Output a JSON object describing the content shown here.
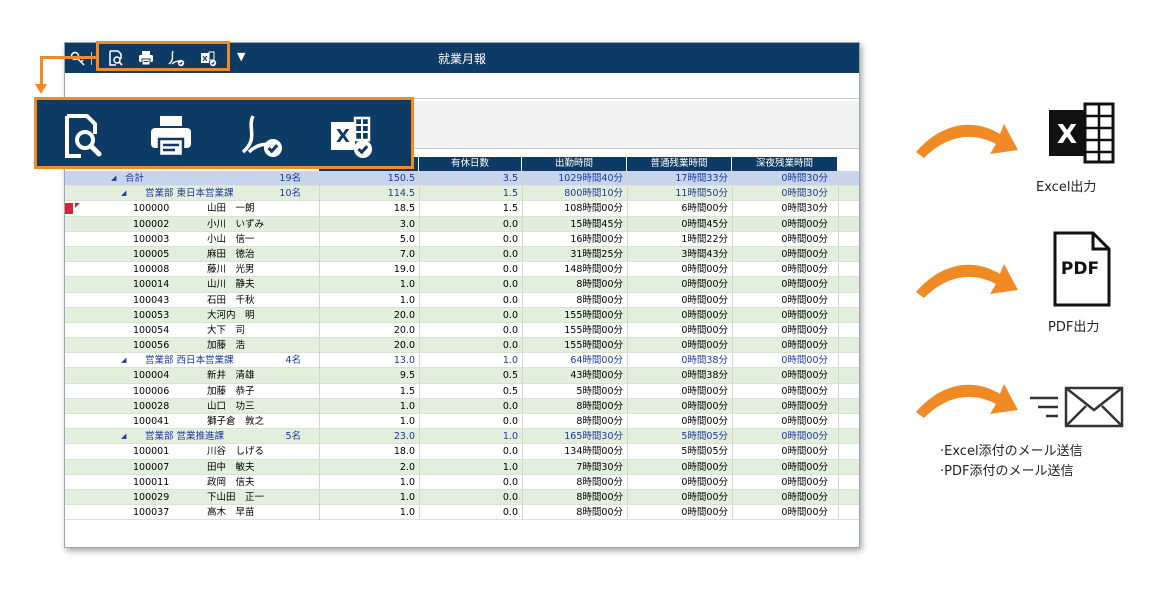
{
  "window": {
    "title": "就業月報",
    "toolbar": {
      "icons": [
        "key-icon",
        "preview-icon",
        "print-icon",
        "pdf-icon",
        "excel-icon",
        "dropdown-icon"
      ],
      "dropdown_glyph": "▼"
    }
  },
  "table": {
    "headers": [
      "",
      "",
      "有休日数",
      "出勤時間",
      "普通残業時間",
      "深夜残業時間"
    ],
    "total": {
      "toggle": "◢",
      "label": "合計",
      "count": "19名",
      "days": "150.5",
      "paid": "3.5",
      "work": "1029時間40分",
      "ot": "17時間33分",
      "night": "0時間30分"
    },
    "groups": [
      {
        "toggle": "◢",
        "label": "営業部 東日本営業課",
        "count": "10名",
        "days": "114.5",
        "paid": "1.5",
        "work": "800時間10分",
        "ot": "11時間50分",
        "night": "0時間30分",
        "rows": [
          {
            "code": "100000",
            "name": "山田　一朗",
            "days": "18.5",
            "paid": "1.5",
            "work": "108時間00分",
            "ot": "6時間00分",
            "night": "0時間30分"
          },
          {
            "code": "100002",
            "name": "小川　いずみ",
            "days": "3.0",
            "paid": "0.0",
            "work": "15時間45分",
            "ot": "0時間45分",
            "night": "0時間00分"
          },
          {
            "code": "100003",
            "name": "小山　信一",
            "days": "5.0",
            "paid": "0.0",
            "work": "16時間00分",
            "ot": "1時間22分",
            "night": "0時間00分"
          },
          {
            "code": "100005",
            "name": "麻田　徳治",
            "days": "7.0",
            "paid": "0.0",
            "work": "31時間25分",
            "ot": "3時間43分",
            "night": "0時間00分"
          },
          {
            "code": "100008",
            "name": "藤川　光男",
            "days": "19.0",
            "paid": "0.0",
            "work": "148時間00分",
            "ot": "0時間00分",
            "night": "0時間00分"
          },
          {
            "code": "100014",
            "name": "山川　静夫",
            "days": "1.0",
            "paid": "0.0",
            "work": "8時間00分",
            "ot": "0時間00分",
            "night": "0時間00分"
          },
          {
            "code": "100043",
            "name": "石田　千秋",
            "days": "1.0",
            "paid": "0.0",
            "work": "8時間00分",
            "ot": "0時間00分",
            "night": "0時間00分"
          },
          {
            "code": "100053",
            "name": "大河内　明",
            "days": "20.0",
            "paid": "0.0",
            "work": "155時間00分",
            "ot": "0時間00分",
            "night": "0時間00分"
          },
          {
            "code": "100054",
            "name": "大下　司",
            "days": "20.0",
            "paid": "0.0",
            "work": "155時間00分",
            "ot": "0時間00分",
            "night": "0時間00分"
          },
          {
            "code": "100056",
            "name": "加藤　浩",
            "days": "20.0",
            "paid": "0.0",
            "work": "155時間00分",
            "ot": "0時間00分",
            "night": "0時間00分"
          }
        ]
      },
      {
        "toggle": "◢",
        "label": "営業部 西日本営業課",
        "count": "4名",
        "days": "13.0",
        "paid": "1.0",
        "work": "64時間00分",
        "ot": "0時間38分",
        "night": "0時間00分",
        "rows": [
          {
            "code": "100004",
            "name": "新井　清雄",
            "days": "9.5",
            "paid": "0.5",
            "work": "43時間00分",
            "ot": "0時間38分",
            "night": "0時間00分"
          },
          {
            "code": "100006",
            "name": "加藤　恭子",
            "days": "1.5",
            "paid": "0.5",
            "work": "5時間00分",
            "ot": "0時間00分",
            "night": "0時間00分"
          },
          {
            "code": "100028",
            "name": "山口　功三",
            "days": "1.0",
            "paid": "0.0",
            "work": "8時間00分",
            "ot": "0時間00分",
            "night": "0時間00分"
          },
          {
            "code": "100041",
            "name": "獅子倉　敦之",
            "days": "1.0",
            "paid": "0.0",
            "work": "8時間00分",
            "ot": "0時間00分",
            "night": "0時間00分"
          }
        ]
      },
      {
        "toggle": "◢",
        "label": "営業部 営業推進課",
        "count": "5名",
        "days": "23.0",
        "paid": "1.0",
        "work": "165時間30分",
        "ot": "5時間05分",
        "night": "0時間00分",
        "rows": [
          {
            "code": "100001",
            "name": "川谷　しげる",
            "days": "18.0",
            "paid": "0.0",
            "work": "134時間00分",
            "ot": "5時間05分",
            "night": "0時間00分"
          },
          {
            "code": "100007",
            "name": "田中　敏夫",
            "days": "2.0",
            "paid": "1.0",
            "work": "7時間30分",
            "ot": "0時間00分",
            "night": "0時間00分"
          },
          {
            "code": "100011",
            "name": "政岡　信夫",
            "days": "1.0",
            "paid": "0.0",
            "work": "8時間00分",
            "ot": "0時間00分",
            "night": "0時間00分"
          },
          {
            "code": "100029",
            "name": "下山田　正一",
            "days": "1.0",
            "paid": "0.0",
            "work": "8時間00分",
            "ot": "0時間00分",
            "night": "0時間00分"
          },
          {
            "code": "100037",
            "name": "高木　早苗",
            "days": "1.0",
            "paid": "0.0",
            "work": "8時間00分",
            "ot": "0時間00分",
            "night": "0時間00分"
          }
        ]
      }
    ]
  },
  "features": {
    "excel_label": "Excel出力",
    "pdf_label": "PDF出力",
    "pdf_icon_text": "PDF",
    "excel_icon_text": "X",
    "mail_line1": "·Excel添付のメール送信",
    "mail_line2": "·PDF添付のメール送信"
  },
  "colors": {
    "titlebar": "#0d3b66",
    "accent_orange": "#f08a24",
    "total_row": "#c8d3ec",
    "alt_row": "#e3efdd",
    "group_text": "#1a3a9e"
  }
}
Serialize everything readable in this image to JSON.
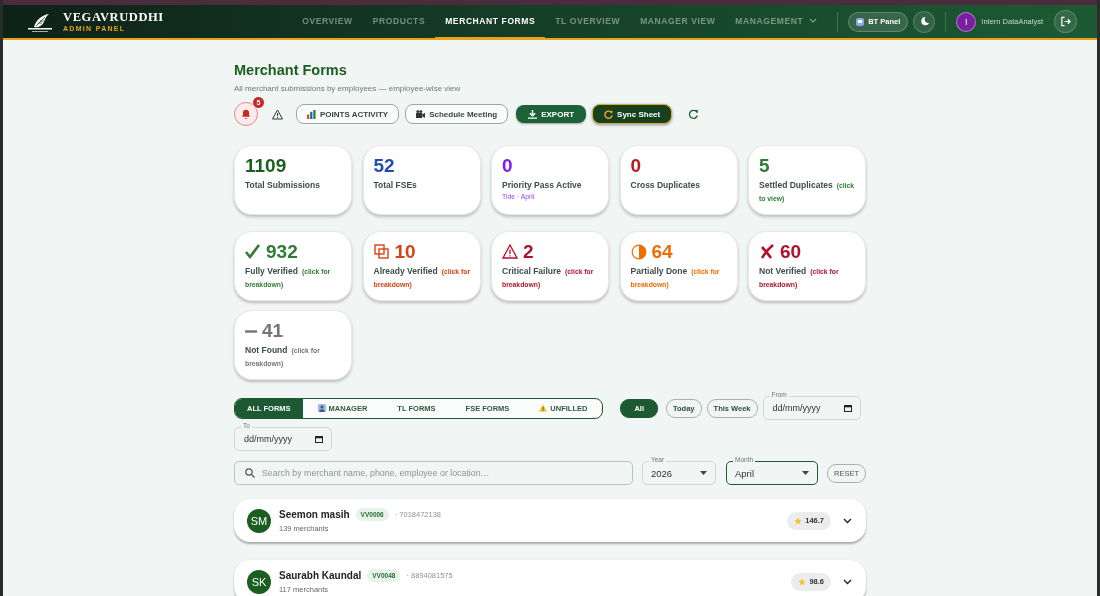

····················

→ PROBLEM DESCRIPTION:
Take the listing above and restate it word for word, without its pictures.

→ SOLUTION BELOW:
Output a JSON object describing the content shown here.
{
  "window": {
    "title": "就業月報",
    "toolbar": {
      "icons": [
        "key-icon",
        "preview-icon",
        "print-icon",
        "pdf-icon",
        "excel-icon",
        "dropdown-icon"
      ],
      "dropdown_glyph": "▼"
    }
  },
  "table": {
    "headers": [
      "",
      "",
      "有休日数",
      "出勤時間",
      "普通残業時間",
      "深夜残業時間"
    ],
    "total": {
      "toggle": "◢",
      "label": "合計",
      "count": "19名",
      "days": "150.5",
      "paid": "3.5",
      "work": "1029時間40分",
      "ot": "17時間33分",
      "night": "0時間30分"
    },
    "groups": [
      {
        "toggle": "◢",
        "label": "営業部 東日本営業課",
        "count": "10名",
        "days": "114.5",
        "paid": "1.5",
        "work": "800時間10分",
        "ot": "11時間50分",
        "night": "0時間30分",
        "rows": [
          {
            "code": "100000",
            "name": "山田　一朗",
            "days": "18.5",
            "paid": "1.5",
            "work": "108時間00分",
            "ot": "6時間00分",
            "night": "0時間30分"
          },
          {
            "code": "100002",
            "name": "小川　いずみ",
            "days": "3.0",
            "paid": "0.0",
            "work": "15時間45分",
            "ot": "0時間45分",
            "night": "0時間00分"
          },
          {
            "code": "100003",
            "name": "小山　信一",
            "days": "5.0",
            "paid": "0.0",
            "work": "16時間00分",
            "ot": "1時間22分",
            "night": "0時間00分"
          },
          {
            "code": "100005",
            "name": "麻田　徳治",
            "days": "7.0",
            "paid": "0.0",
            "work": "31時間25分",
            "ot": "3時間43分",
            "night": "0時間00分"
          },
          {
            "code": "100008",
            "name": "藤川　光男",
            "days": "19.0",
            "paid": "0.0",
            "work": "148時間00分",
            "ot": "0時間00分",
            "night": "0時間00分"
          },
          {
            "code": "100014",
            "name": "山川　静夫",
            "days": "1.0",
            "paid": "0.0",
            "work": "8時間00分",
            "ot": "0時間00分",
            "night": "0時間00分"
          },
          {
            "code": "100043",
            "name": "石田　千秋",
            "days": "1.0",
            "paid": "0.0",
            "work": "8時間00分",
            "ot": "0時間00分",
            "night": "0時間00分"
          },
          {
            "code": "100053",
            "name": "大河内　明",
            "days": "20.0",
            "paid": "0.0",
            "work": "155時間00分",
            "ot": "0時間00分",
            "night": "0時間00分"
          },
          {
            "code": "100054",
            "name": "大下　司",
            "days": "20.0",
            "paid": "0.0",
            "work": "155時間00分",
            "ot": "0時間00分",
            "night": "0時間00分"
          },
          {
            "code": "100056",
            "name": "加藤　浩",
            "days": "20.0",
            "paid": "0.0",
            "work": "155時間00分",
            "ot": "0時間00分",
            "night": "0時間00分"
          }
        ]
      },
      {
        "toggle": "◢",
        "label": "営業部 西日本営業課",
        "count": "4名",
        "days": "13.0",
        "paid": "1.0",
        "work": "64時間00分",
        "ot": "0時間38分",
        "night": "0時間00分",
        "rows": [
          {
            "code": "100004",
            "name": "新井　清雄",
            "days": "9.5",
            "paid": "0.5",
            "work": "43時間00分",
            "ot": "0時間38分",
            "night": "0時間00分"
          },
          {
            "code": "100006",
            "name": "加藤　恭子",
            "days": "1.5",
            "paid": "0.5",
            "work": "5時間00分",
            "ot": "0時間00分",
            "night": "0時間00分"
          },
          {
            "code": "100028",
            "name": "山口　功三",
            "days": "1.0",
            "paid": "0.0",
            "work": "8時間00分",
            "ot": "0時間00分",
            "night": "0時間00分"
          },
          {
            "code": "100041",
            "name": "獅子倉　敦之",
            "days": "1.0",
            "paid": "0.0",
            "work": "8時間00分",
            "ot": "0時間00分",
            "night": "0時間00分"
          }
        ]
      },
      {
        "toggle": "◢",
        "label": "営業部 営業推進課",
        "count": "5名",
        "days": "23.0",
        "paid": "1.0",
        "work": "165時間30分",
        "ot": "5時間05分",
        "night": "0時間00分",
        "rows": [
          {
            "code": "100001",
            "name": "川谷　しげる",
            "days": "18.0",
            "paid": "0.0",
            "work": "134時間00分",
            "ot": "5時間05分",
            "night": "0時間00分"
          },
          {
            "code": "100007",
            "name": "田中　敏夫",
            "days": "2.0",
            "paid": "1.0",
            "work": "7時間30分",
            "ot": "0時間00分",
            "night": "0時間00分"
          },
          {
            "code": "100011",
            "name": "政岡　信夫",
            "days": "1.0",
            "paid": "0.0",
            "work": "8時間00分",
            "ot": "0時間00分",
            "night": "0時間00分"
          },
          {
            "code": "100029",
            "name": "下山田　正一",
            "days": "1.0",
            "paid": "0.0",
            "work": "8時間00分",
            "ot": "0時間00分",
            "night": "0時間00分"
          },
          {
            "code": "100037",
            "name": "高木　早苗",
            "days": "1.0",
            "paid": "0.0",
            "work": "8時間00分",
            "ot": "0時間00分",
            "night": "0時間00分"
          }
        ]
      }
    ]
  },
  "features": {
    "excel_label": "Excel出力",
    "pdf_label": "PDF出力",
    "pdf_icon_text": "PDF",
    "excel_icon_text": "X",
    "mail_line1": "·Excel添付のメール送信",
    "mail_line2": "·PDF添付のメール送信"
  },
  "colors": {
    "titlebar": "#0d3b66",
    "accent_orange": "#f08a24",
    "total_row": "#c8d3ec",
    "alt_row": "#e3efdd",
    "group_text": "#1a3a9e"
  }
}
Serialize everything readable in this image to JSON.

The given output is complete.